◆ AIM: Set down the material below in full, matching it exactly.

◆ RECORDS SHOWN:
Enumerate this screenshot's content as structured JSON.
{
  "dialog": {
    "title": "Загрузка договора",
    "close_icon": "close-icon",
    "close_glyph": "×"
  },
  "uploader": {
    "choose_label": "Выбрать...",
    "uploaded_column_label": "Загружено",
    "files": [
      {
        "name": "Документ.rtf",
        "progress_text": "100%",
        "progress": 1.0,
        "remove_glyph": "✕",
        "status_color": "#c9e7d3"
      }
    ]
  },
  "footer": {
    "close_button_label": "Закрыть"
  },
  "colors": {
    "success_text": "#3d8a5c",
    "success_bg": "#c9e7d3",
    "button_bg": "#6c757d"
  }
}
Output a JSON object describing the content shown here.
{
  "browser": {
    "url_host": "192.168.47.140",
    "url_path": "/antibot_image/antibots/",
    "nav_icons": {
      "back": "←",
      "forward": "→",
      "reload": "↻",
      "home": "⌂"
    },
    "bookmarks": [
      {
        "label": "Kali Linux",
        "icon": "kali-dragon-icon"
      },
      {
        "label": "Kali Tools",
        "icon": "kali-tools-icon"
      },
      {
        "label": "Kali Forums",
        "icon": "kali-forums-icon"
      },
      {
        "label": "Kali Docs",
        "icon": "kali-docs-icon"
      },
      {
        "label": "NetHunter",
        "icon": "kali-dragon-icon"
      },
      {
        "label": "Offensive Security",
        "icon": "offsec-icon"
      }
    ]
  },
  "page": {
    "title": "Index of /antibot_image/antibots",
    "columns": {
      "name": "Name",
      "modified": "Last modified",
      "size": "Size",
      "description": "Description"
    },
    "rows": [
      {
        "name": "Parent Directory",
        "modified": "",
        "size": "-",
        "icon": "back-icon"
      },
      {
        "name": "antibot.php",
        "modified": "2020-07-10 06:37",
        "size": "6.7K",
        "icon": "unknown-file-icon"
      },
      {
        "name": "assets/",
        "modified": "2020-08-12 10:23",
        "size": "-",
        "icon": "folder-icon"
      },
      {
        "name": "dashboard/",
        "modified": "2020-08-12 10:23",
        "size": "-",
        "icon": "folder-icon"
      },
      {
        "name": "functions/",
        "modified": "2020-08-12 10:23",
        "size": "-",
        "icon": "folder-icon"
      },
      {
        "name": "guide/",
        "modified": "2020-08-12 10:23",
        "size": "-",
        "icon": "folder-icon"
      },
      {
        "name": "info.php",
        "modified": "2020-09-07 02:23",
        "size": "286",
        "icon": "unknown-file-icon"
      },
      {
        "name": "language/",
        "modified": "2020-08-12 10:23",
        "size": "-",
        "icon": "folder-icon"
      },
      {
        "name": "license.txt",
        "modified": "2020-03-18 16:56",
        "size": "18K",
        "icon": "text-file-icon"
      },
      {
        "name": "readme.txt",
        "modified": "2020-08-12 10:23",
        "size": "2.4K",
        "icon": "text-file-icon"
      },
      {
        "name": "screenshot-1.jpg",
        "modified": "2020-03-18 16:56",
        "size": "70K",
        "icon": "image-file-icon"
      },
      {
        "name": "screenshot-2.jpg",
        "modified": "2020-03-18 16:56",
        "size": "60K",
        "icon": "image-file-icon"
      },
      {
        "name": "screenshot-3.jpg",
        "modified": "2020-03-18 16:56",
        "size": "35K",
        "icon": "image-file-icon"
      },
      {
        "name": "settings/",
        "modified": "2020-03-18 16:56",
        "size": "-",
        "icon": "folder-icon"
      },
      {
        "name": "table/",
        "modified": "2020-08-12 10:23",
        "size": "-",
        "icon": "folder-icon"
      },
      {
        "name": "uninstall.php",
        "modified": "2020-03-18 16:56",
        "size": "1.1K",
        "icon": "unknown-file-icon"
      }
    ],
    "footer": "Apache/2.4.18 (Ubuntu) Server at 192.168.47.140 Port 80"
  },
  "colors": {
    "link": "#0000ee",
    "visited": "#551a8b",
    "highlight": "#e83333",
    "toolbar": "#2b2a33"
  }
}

◆ WRITTEN RESPONSE:
Enumerate this screenshot's content as structured JSON.
{
  "dialog": {
    "title": "Загрузка договора",
    "close_icon": "close-icon",
    "close_glyph": "×"
  },
  "uploader": {
    "choose_label": "Выбрать...",
    "uploaded_column_label": "Загружено",
    "files": [
      {
        "name": "Документ.rtf",
        "progress_text": "100%",
        "progress": 1.0,
        "remove_glyph": "✕",
        "status_color": "#c9e7d3"
      }
    ]
  },
  "footer": {
    "close_button_label": "Закрыть"
  },
  "colors": {
    "success_text": "#3d8a5c",
    "success_bg": "#c9e7d3",
    "button_bg": "#6c757d"
  }
}
Output a JSON object describing the content shown here.
{
  "browser": {
    "url_host": "192.168.47.140",
    "url_path": "/antibot_image/antibots/",
    "nav_icons": {
      "back": "←",
      "forward": "→",
      "reload": "↻",
      "home": "⌂"
    },
    "bookmarks": [
      {
        "label": "Kali Linux",
        "icon": "kali-dragon-icon"
      },
      {
        "label": "Kali Tools",
        "icon": "kali-tools-icon"
      },
      {
        "label": "Kali Forums",
        "icon": "kali-forums-icon"
      },
      {
        "label": "Kali Docs",
        "icon": "kali-docs-icon"
      },
      {
        "label": "NetHunter",
        "icon": "kali-dragon-icon"
      },
      {
        "label": "Offensive Security",
        "icon": "offsec-icon"
      }
    ]
  },
  "page": {
    "title": "Index of /antibot_image/antibots",
    "columns": {
      "name": "Name",
      "modified": "Last modified",
      "size": "Size",
      "description": "Description"
    },
    "rows": [
      {
        "name": "Parent Directory",
        "modified": "",
        "size": "-",
        "icon": "back-icon"
      },
      {
        "name": "antibot.php",
        "modified": "2020-07-10 06:37",
        "size": "6.7K",
        "icon": "unknown-file-icon"
      },
      {
        "name": "assets/",
        "modified": "2020-08-12 10:23",
        "size": "-",
        "icon": "folder-icon"
      },
      {
        "name": "dashboard/",
        "modified": "2020-08-12 10:23",
        "size": "-",
        "icon": "folder-icon"
      },
      {
        "name": "functions/",
        "modified": "2020-08-12 10:23",
        "size": "-",
        "icon": "folder-icon"
      },
      {
        "name": "guide/",
        "modified": "2020-08-12 10:23",
        "size": "-",
        "icon": "folder-icon"
      },
      {
        "name": "info.php",
        "modified": "2020-09-07 02:23",
        "size": "286",
        "icon": "unknown-file-icon"
      },
      {
        "name": "language/",
        "modified": "2020-08-12 10:23",
        "size": "-",
        "icon": "folder-icon"
      },
      {
        "name": "license.txt",
        "modified": "2020-03-18 16:56",
        "size": "18K",
        "icon": "text-file-icon"
      },
      {
        "name": "readme.txt",
        "modified": "2020-08-12 10:23",
        "size": "2.4K",
        "icon": "text-file-icon"
      },
      {
        "name": "screenshot-1.jpg",
        "modified": "2020-03-18 16:56",
        "size": "70K",
        "icon": "image-file-icon"
      },
      {
        "name": "screenshot-2.jpg",
        "modified": "2020-03-18 16:56",
        "size": "60K",
        "icon": "image-file-icon"
      },
      {
        "name": "screenshot-3.jpg",
        "modified": "2020-03-18 16:56",
        "size": "35K",
        "icon": "image-file-icon"
      },
      {
        "name": "settings/",
        "modified": "2020-03-18 16:56",
        "size": "-",
        "icon": "folder-icon"
      },
      {
        "name": "table/",
        "modified": "2020-08-12 10:23",
        "size": "-",
        "icon": "folder-icon"
      },
      {
        "name": "uninstall.php",
        "modified": "2020-03-18 16:56",
        "size": "1.1K",
        "icon": "unknown-file-icon"
      }
    ],
    "footer": "Apache/2.4.18 (Ubuntu) Server at 192.168.47.140 Port 80"
  },
  "colors": {
    "link": "#0000ee",
    "visited": "#551a8b",
    "highlight": "#e83333",
    "toolbar": "#2b2a33"
  }
}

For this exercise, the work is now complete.